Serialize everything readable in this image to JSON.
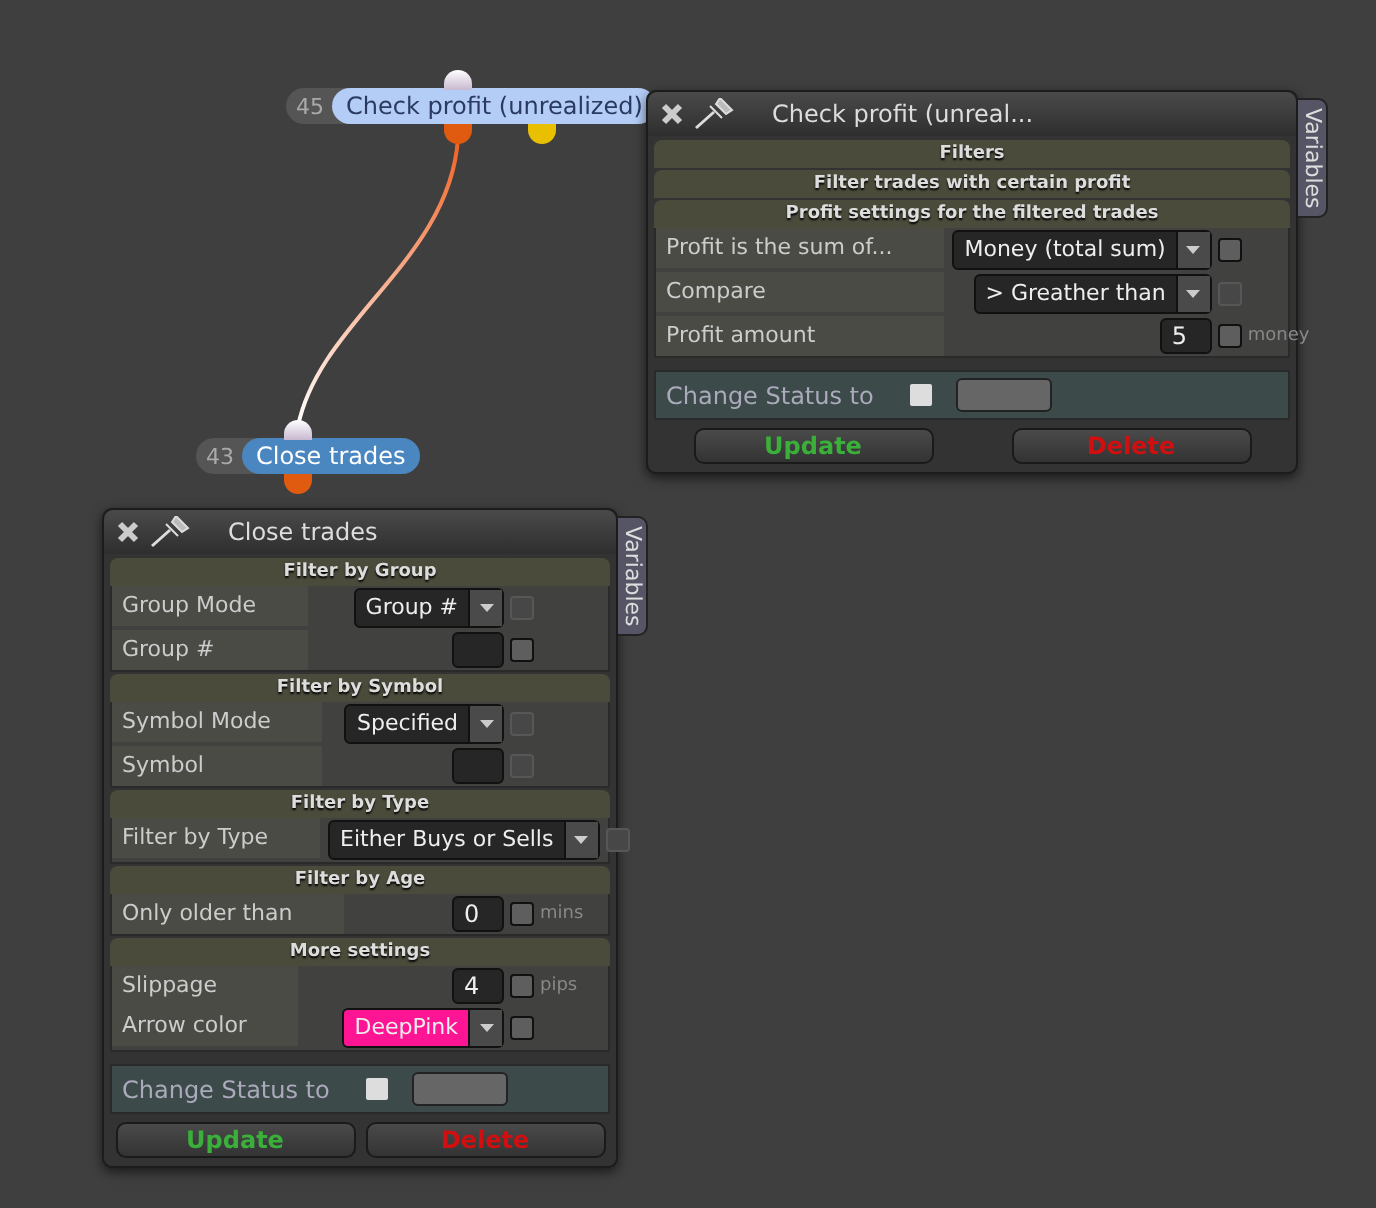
{
  "nodes": [
    {
      "number": "45",
      "label": "Check profit (unrealized)",
      "selected": true
    },
    {
      "number": "43",
      "label": "Close trades",
      "selected": false
    }
  ],
  "panels": [
    {
      "title": "Check profit (unreal...",
      "side_tab": "Variables",
      "sections": [
        {
          "title": "Filters"
        },
        {
          "title": "Filter trades with certain profit"
        },
        {
          "title": "Profit settings for the filtered trades",
          "rows": [
            {
              "label": "Profit is the sum of...",
              "kind": "dropdown",
              "value": "Money (total sum)",
              "checkbox": {
                "checked": false,
                "disabled": false
              }
            },
            {
              "label": "Compare",
              "kind": "dropdown",
              "value": "> Greather than",
              "checkbox": {
                "checked": false,
                "disabled": true
              }
            },
            {
              "label": "Profit amount",
              "kind": "number",
              "value": "5",
              "checkbox": {
                "checked": false,
                "disabled": false
              },
              "unit": "money"
            }
          ]
        }
      ],
      "status": {
        "label": "Change Status to",
        "checked": false
      },
      "buttons": [
        {
          "label": "Update",
          "kind": "update"
        },
        {
          "label": "Delete",
          "kind": "delete"
        }
      ]
    },
    {
      "title": "Close trades",
      "side_tab": "Variables",
      "sections": [
        {
          "title": "Filter by Group",
          "rows": [
            {
              "label": "Group Mode",
              "kind": "dropdown",
              "value": "Group #",
              "checkbox": {
                "checked": false,
                "disabled": true
              }
            },
            {
              "label": "Group #",
              "kind": "number",
              "value": "",
              "checkbox": {
                "checked": false,
                "disabled": false
              }
            }
          ]
        },
        {
          "title": "Filter by Symbol",
          "rows": [
            {
              "label": "Symbol Mode",
              "kind": "dropdown",
              "value": "Specified",
              "checkbox": {
                "checked": false,
                "disabled": true
              }
            },
            {
              "label": "Symbol",
              "kind": "number",
              "value": "",
              "checkbox": {
                "checked": false,
                "disabled": true
              }
            }
          ]
        },
        {
          "title": "Filter by Type",
          "rows": [
            {
              "label": "Filter by Type",
              "kind": "dropdown",
              "value": "Either Buys or Sells",
              "checkbox": {
                "checked": false,
                "disabled": true
              }
            }
          ]
        },
        {
          "title": "Filter by Age",
          "rows": [
            {
              "label": "Only older than",
              "kind": "number",
              "value": "0",
              "checkbox": {
                "checked": false,
                "disabled": false
              },
              "unit": "mins"
            }
          ]
        },
        {
          "title": "More settings",
          "rows": [
            {
              "label": "Slippage",
              "kind": "number",
              "value": "4",
              "checkbox": {
                "checked": false,
                "disabled": false
              },
              "unit": "pips"
            },
            {
              "label": "Arrow color",
              "kind": "color",
              "value": "DeepPink",
              "color": "#ff1493",
              "checkbox": {
                "checked": false,
                "disabled": false
              }
            }
          ]
        }
      ],
      "status": {
        "label": "Change Status to",
        "checked": false
      },
      "buttons": [
        {
          "label": "Update",
          "kind": "update"
        },
        {
          "label": "Delete",
          "kind": "delete"
        }
      ]
    }
  ]
}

# [WHAT TO WORK ON]
Return the listing above in full and without alteration, excluding its pictures.

# [SOLUTION TO THE PROBLEM]
Serialize everything readable in this image to JSON.
{
  "nodes": [
    {
      "number": "45",
      "label": "Check profit (unrealized)",
      "selected": true
    },
    {
      "number": "43",
      "label": "Close trades",
      "selected": false
    }
  ],
  "panels": [
    {
      "title": "Check profit (unreal...",
      "side_tab": "Variables",
      "sections": [
        {
          "title": "Filters"
        },
        {
          "title": "Filter trades with certain profit"
        },
        {
          "title": "Profit settings for the filtered trades",
          "rows": [
            {
              "label": "Profit is the sum of...",
              "kind": "dropdown",
              "value": "Money (total sum)",
              "checkbox": {
                "checked": false,
                "disabled": false
              }
            },
            {
              "label": "Compare",
              "kind": "dropdown",
              "value": "> Greather than",
              "checkbox": {
                "checked": false,
                "disabled": true
              }
            },
            {
              "label": "Profit amount",
              "kind": "number",
              "value": "5",
              "checkbox": {
                "checked": false,
                "disabled": false
              },
              "unit": "money"
            }
          ]
        }
      ],
      "status": {
        "label": "Change Status to",
        "checked": false
      },
      "buttons": [
        {
          "label": "Update",
          "kind": "update"
        },
        {
          "label": "Delete",
          "kind": "delete"
        }
      ]
    },
    {
      "title": "Close trades",
      "side_tab": "Variables",
      "sections": [
        {
          "title": "Filter by Group",
          "rows": [
            {
              "label": "Group Mode",
              "kind": "dropdown",
              "value": "Group #",
              "checkbox": {
                "checked": false,
                "disabled": true
              }
            },
            {
              "label": "Group #",
              "kind": "number",
              "value": "",
              "checkbox": {
                "checked": false,
                "disabled": false
              }
            }
          ]
        },
        {
          "title": "Filter by Symbol",
          "rows": [
            {
              "label": "Symbol Mode",
              "kind": "dropdown",
              "value": "Specified",
              "checkbox": {
                "checked": false,
                "disabled": true
              }
            },
            {
              "label": "Symbol",
              "kind": "number",
              "value": "",
              "checkbox": {
                "checked": false,
                "disabled": true
              }
            }
          ]
        },
        {
          "title": "Filter by Type",
          "rows": [
            {
              "label": "Filter by Type",
              "kind": "dropdown",
              "value": "Either Buys or Sells",
              "checkbox": {
                "checked": false,
                "disabled": true
              }
            }
          ]
        },
        {
          "title": "Filter by Age",
          "rows": [
            {
              "label": "Only older than",
              "kind": "number",
              "value": "0",
              "checkbox": {
                "checked": false,
                "disabled": false
              },
              "unit": "mins"
            }
          ]
        },
        {
          "title": "More settings",
          "rows": [
            {
              "label": "Slippage",
              "kind": "number",
              "value": "4",
              "checkbox": {
                "checked": false,
                "disabled": false
              },
              "unit": "pips"
            },
            {
              "label": "Arrow color",
              "kind": "color",
              "value": "DeepPink",
              "color": "#ff1493",
              "checkbox": {
                "checked": false,
                "disabled": false
              }
            }
          ]
        }
      ],
      "status": {
        "label": "Change Status to",
        "checked": false
      },
      "buttons": [
        {
          "label": "Update",
          "kind": "update"
        },
        {
          "label": "Delete",
          "kind": "delete"
        }
      ]
    }
  ]
}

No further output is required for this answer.